* **Instructions to follow**
Find how many lines hold the word "issues" and give that number only.

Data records
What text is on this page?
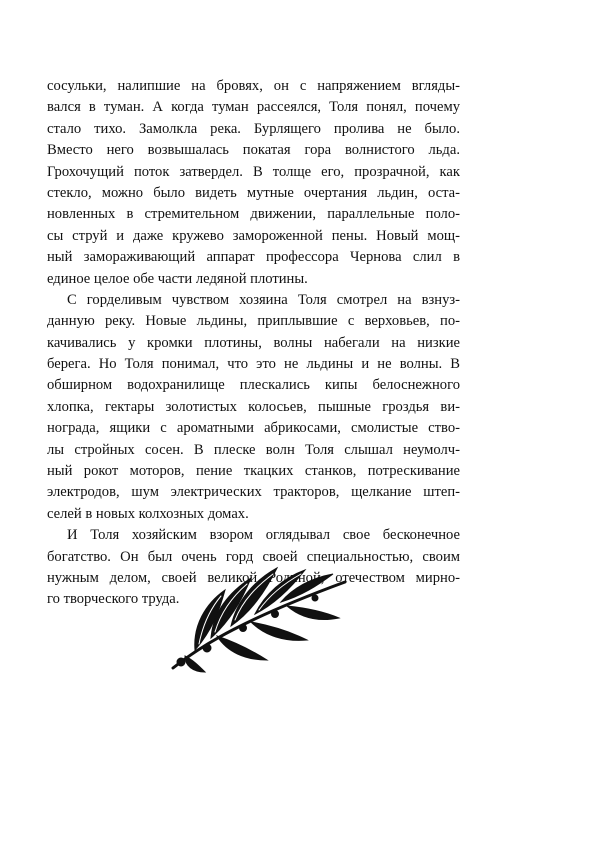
сосульки, налипшие на бровях, он с напряжением вгляды-
вался в туман. А когда туман рассеялся, Толя понял, почему
стало тихо. Замолкла река. Бурлящего пролива не было.
Вместо него возвышалась покатая гора волнистого льда.
Грохочущий поток затвердел. В толще его, прозрачной, как
стекло, можно было видеть мутные очертания льдин, оста-
новленных в стремительном движении, параллельные поло-
сы струй и даже кружево замороженной пены. Новый мощ-
ный замораживающий аппарат профессора Чернова слил в
единое целое обе части ледяной плотины.
С горделивым чувством хозяина Толя смотрел на взнуз-
данную реку. Новые льдины, приплывшие с верховьев, по-
качивались у кромки плотины, волны набегали на низкие
берега. Но Толя понимал, что это не льдины и не волны. В
обширном водохранилище плескались кипы белоснежного
хлопка, гектары золотистых колосьев, пышные гроздья ви-
нограда, ящики с ароматными абрикосами, смолистые ство-
лы стройных сосен. В плеске волн Толя слышал неумолч-
ный рокот моторов, пение ткацких станков, потрескивание
электродов, шум электрических тракторов, щелкание штеп-
селей в новых колхозных домах.
И Толя хозяйским взором оглядывал свое бесконечное
богатство. Он был очень горд своей специальностью, своим
нужным делом, своей великой Родиной, отечеством мирно-
го творческого труда.
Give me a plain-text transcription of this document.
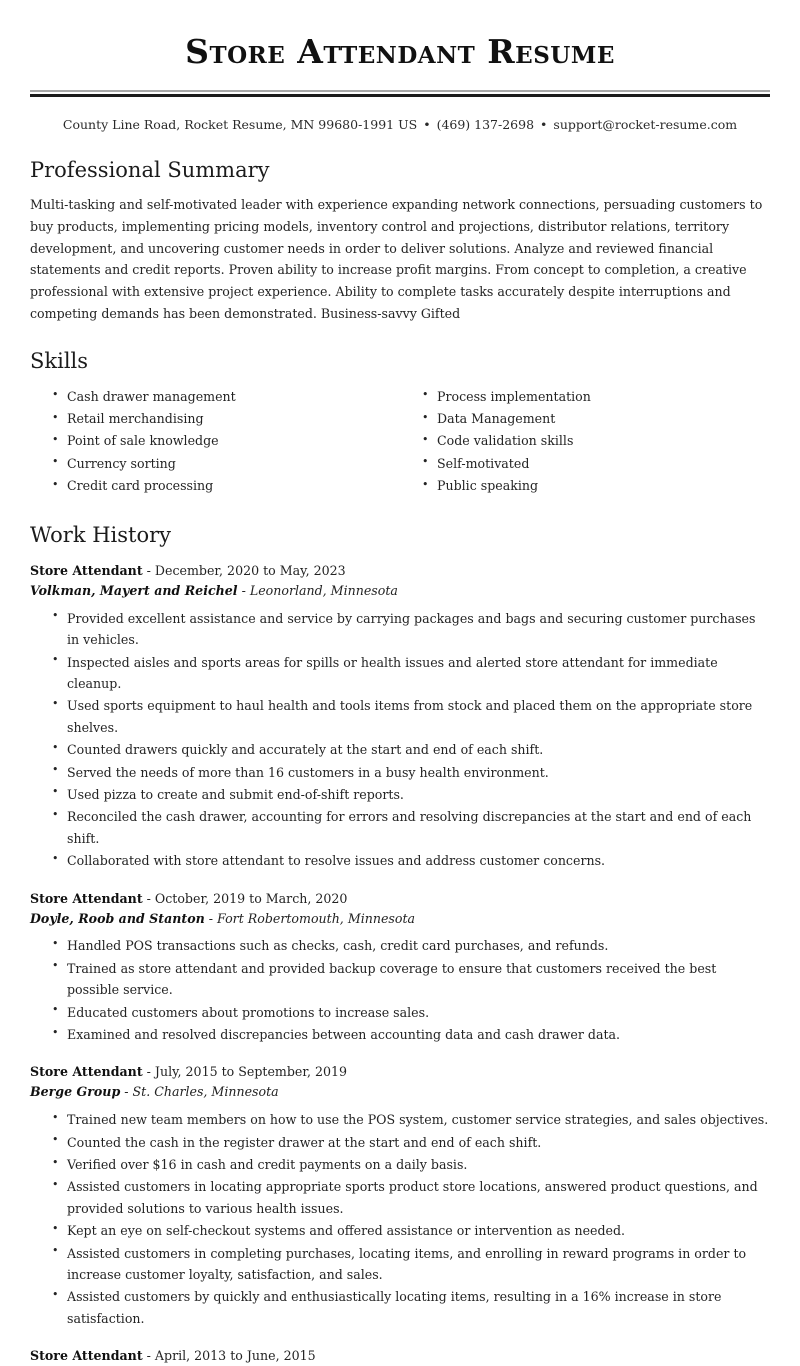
Store Attendant Resume
County Line Road, Rocket Resume, MN 99680-1991 US • (469) 137-2698 • support@rocket-resume.com
Professional Summary

Multi-tasking and self-motivated leader with experience expanding network connections, persuading customers to buy products, implementing pricing models, inventory control and projections, distributor relations, territory development, and uncovering customer needs in order to deliver solutions. Analyze and reviewed financial statements and credit reports. Proven ability to increase profit margins. From concept to completion, a creative professional with extensive project experience. Ability to complete tasks accurately despite interruptions and competing demands has been demonstrated. Business-savvy Gifted

Skills
• Cash drawer management
• Retail merchandising
• Point of sale knowledge
• Currency sorting
• Credit card processing
• Process implementation
• Data Management
• Code validation skills
• Self-motivated
• Public speaking
Work History
Store Attendant - December, 2020 to May, 2023
Volkman, Mayert and Reichel - Leonorland, Minnesota
• Provided excellent assistance and service by carrying packages and bags and securing customer purchases in vehicles.
• Inspected aisles and sports areas for spills or health issues and alerted store attendant for immediate cleanup.
• Used sports equipment to haul health and tools items from stock and placed them on the appropriate store shelves.
• Counted drawers quickly and accurately at the start and end of each shift.
• Served the needs of more than 16 customers in a busy health environment.
• Used pizza to create and submit end-of-shift reports.
• Reconciled the cash drawer, accounting for errors and resolving discrepancies at the start and end of each shift.
• Collaborated with store attendant to resolve issues and address customer concerns.
Store Attendant - October, 2019 to March, 2020
Doyle, Roob and Stanton - Fort Robertomouth, Minnesota
• Handled POS transactions such as checks, cash, credit card purchases, and refunds.
• Trained as store attendant and provided backup coverage to ensure that customers received the best possible service.
• Educated customers about promotions to increase sales.
• Examined and resolved discrepancies between accounting data and cash drawer data.
Store Attendant - July, 2015 to September, 2019
Berge Group - St. Charles, Minnesota
• Trained new team members on how to use the POS system, customer service strategies, and sales objectives.
• Counted the cash in the register drawer at the start and end of each shift.
• Verified over $16 in cash and credit payments on a daily basis.
• Assisted customers in locating appropriate sports product store locations, answered product questions, and provided solutions to various health issues.
• Kept an eye on self-checkout systems and offered assistance or intervention as needed.
• Assisted customers in completing purchases, locating items, and enrolling in reward programs in order to increase customer loyalty, satisfaction, and sales.
• Assisted customers by quickly and enthusiastically locating items, resulting in a 16% increase in store satisfaction.
Store Attendant - April, 2013 to June, 2015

* **Task answer**
3